### Task statement
Pick out every line holding the string "size" and copy it.

Source records:
────

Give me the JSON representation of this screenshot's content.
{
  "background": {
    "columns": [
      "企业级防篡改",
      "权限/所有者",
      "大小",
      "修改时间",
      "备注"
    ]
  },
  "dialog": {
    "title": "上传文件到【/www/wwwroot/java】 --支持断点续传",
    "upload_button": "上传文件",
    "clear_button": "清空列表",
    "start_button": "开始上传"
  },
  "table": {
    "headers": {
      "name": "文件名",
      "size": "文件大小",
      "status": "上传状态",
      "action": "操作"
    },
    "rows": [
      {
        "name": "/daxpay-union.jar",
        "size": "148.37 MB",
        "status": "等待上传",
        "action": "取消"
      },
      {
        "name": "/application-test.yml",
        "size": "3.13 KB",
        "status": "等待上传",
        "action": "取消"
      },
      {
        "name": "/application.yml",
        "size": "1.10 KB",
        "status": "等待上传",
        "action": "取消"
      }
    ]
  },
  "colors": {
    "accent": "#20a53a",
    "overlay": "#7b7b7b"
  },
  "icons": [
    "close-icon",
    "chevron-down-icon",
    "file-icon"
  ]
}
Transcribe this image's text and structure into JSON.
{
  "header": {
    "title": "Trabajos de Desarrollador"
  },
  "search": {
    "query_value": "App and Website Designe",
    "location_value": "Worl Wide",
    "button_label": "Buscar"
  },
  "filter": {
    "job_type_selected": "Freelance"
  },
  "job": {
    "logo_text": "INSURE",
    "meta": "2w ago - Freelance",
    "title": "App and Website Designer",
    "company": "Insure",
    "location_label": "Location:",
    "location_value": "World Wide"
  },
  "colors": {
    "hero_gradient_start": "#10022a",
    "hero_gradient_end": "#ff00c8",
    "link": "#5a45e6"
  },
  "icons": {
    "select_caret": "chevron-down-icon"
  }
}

────

### Result
      "size": "文件大小",
        "size": "148.37 MB",
        "size": "3.13 KB",
        "size": "1.10 KB",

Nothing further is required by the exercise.